# [What you are asked to do]
List each line of the data in which the string "получения" appears.

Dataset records
— start —
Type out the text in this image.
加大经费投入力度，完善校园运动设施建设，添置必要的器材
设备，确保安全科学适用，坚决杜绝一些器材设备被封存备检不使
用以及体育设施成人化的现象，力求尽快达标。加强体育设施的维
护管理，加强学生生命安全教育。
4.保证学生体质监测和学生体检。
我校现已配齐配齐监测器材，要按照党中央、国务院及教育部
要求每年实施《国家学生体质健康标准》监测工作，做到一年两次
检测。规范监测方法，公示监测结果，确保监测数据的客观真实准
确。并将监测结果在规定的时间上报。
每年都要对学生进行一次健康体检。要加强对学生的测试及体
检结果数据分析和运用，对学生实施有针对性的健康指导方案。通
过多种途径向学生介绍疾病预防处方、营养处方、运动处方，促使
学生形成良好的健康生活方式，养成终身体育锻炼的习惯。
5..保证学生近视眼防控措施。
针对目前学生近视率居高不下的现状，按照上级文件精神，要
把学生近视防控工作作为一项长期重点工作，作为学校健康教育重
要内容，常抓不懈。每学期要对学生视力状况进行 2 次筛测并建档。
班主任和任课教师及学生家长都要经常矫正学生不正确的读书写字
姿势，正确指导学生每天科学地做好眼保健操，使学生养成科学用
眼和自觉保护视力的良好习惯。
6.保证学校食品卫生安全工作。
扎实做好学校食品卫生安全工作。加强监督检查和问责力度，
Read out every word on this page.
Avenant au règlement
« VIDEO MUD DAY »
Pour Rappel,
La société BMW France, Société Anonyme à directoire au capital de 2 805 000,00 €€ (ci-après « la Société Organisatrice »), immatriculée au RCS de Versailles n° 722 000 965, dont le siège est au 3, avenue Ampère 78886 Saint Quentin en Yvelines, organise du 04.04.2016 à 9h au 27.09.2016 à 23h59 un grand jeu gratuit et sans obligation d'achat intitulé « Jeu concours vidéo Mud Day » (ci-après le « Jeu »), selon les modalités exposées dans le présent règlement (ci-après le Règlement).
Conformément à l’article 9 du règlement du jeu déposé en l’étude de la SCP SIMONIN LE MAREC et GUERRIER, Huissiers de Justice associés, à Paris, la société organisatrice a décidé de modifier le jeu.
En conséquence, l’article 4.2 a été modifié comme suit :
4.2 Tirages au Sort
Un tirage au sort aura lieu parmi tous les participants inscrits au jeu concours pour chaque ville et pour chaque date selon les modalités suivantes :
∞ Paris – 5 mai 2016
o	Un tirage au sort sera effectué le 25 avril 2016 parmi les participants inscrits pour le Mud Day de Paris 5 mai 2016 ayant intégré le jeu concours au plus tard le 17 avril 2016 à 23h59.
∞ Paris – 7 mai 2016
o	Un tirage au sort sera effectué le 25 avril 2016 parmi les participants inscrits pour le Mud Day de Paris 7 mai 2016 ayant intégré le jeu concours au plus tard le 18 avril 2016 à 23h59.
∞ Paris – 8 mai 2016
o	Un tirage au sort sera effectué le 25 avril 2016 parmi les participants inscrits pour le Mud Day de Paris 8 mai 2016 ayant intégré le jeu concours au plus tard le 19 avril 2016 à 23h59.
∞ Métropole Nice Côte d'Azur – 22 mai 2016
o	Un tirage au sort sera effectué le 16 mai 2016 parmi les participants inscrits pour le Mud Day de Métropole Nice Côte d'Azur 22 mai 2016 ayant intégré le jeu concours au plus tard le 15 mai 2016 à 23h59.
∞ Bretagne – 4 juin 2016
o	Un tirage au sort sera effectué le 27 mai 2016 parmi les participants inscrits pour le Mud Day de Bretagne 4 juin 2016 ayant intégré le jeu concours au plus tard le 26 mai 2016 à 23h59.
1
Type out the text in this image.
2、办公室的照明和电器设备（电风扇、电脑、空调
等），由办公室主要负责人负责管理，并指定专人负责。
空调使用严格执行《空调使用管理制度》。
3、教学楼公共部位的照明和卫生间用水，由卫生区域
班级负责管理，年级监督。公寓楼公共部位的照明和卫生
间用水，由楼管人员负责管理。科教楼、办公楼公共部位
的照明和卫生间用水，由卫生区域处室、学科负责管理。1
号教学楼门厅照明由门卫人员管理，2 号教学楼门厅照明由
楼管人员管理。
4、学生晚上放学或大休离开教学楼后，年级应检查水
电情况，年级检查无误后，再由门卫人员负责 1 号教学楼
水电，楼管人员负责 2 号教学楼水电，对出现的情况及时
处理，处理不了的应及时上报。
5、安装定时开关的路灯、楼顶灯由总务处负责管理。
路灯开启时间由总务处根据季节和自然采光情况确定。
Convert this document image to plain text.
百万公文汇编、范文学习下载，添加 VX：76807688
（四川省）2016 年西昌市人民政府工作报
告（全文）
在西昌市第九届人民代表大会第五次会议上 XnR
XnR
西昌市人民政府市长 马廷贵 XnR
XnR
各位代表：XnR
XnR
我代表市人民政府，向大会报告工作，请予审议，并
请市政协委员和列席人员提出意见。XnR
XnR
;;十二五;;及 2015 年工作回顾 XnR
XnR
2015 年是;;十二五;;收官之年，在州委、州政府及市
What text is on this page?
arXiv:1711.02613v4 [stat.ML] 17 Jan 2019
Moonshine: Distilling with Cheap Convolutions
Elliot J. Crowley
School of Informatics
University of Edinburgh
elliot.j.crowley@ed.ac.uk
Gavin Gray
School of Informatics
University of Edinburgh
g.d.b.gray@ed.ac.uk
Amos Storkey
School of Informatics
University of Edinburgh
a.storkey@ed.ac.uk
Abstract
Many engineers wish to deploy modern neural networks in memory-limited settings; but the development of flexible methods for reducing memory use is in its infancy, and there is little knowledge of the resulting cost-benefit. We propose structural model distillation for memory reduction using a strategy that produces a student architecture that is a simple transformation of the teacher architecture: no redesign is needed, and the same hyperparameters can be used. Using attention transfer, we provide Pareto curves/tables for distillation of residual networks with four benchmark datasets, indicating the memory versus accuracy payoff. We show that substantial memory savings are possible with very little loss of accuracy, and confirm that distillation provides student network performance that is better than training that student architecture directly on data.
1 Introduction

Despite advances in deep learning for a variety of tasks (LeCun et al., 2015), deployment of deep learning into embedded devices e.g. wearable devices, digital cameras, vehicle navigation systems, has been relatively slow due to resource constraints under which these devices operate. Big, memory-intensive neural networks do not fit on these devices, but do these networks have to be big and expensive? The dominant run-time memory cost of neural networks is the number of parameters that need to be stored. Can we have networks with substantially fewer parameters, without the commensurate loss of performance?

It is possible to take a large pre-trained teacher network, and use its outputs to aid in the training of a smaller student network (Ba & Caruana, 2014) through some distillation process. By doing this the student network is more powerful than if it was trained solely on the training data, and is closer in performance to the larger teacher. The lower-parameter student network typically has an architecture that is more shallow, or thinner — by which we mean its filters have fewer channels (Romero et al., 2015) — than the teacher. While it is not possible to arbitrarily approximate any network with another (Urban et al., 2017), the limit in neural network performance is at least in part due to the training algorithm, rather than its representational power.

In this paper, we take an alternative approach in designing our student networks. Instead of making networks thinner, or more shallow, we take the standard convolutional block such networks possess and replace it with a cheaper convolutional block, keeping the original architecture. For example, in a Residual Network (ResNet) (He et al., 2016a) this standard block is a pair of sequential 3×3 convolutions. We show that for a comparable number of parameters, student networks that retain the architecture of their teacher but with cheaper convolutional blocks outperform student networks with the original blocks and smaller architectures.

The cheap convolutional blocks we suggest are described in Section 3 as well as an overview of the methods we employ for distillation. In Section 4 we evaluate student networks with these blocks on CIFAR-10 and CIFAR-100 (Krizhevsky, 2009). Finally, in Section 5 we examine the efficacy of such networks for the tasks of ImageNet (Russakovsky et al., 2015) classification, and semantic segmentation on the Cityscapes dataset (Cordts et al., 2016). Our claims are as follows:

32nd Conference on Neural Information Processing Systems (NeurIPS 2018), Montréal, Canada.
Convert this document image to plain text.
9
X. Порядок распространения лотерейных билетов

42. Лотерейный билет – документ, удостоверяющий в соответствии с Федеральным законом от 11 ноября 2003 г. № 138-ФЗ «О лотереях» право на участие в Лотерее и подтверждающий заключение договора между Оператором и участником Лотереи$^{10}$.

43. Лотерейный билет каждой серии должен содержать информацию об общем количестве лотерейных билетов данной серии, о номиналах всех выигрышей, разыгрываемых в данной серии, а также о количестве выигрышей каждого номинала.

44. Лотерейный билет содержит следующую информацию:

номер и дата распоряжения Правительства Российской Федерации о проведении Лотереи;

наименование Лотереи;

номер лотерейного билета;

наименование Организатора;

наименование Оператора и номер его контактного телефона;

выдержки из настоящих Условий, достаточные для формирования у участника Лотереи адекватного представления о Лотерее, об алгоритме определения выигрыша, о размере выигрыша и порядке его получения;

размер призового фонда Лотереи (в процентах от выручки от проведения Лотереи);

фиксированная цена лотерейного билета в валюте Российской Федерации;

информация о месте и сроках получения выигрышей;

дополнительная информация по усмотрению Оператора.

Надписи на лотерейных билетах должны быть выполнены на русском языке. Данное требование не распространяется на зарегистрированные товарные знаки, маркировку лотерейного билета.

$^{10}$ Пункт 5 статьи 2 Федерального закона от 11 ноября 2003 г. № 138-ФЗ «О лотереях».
— end —
# [Problem solution]
выдержки из настоящих Условий, достаточные для формирования у участника Лотереи адекватного представления о Лотерее, об алгоритме определения выигрыша, о размере выигрыша и порядке его получения;
информация о месте и сроках получения выигрышей;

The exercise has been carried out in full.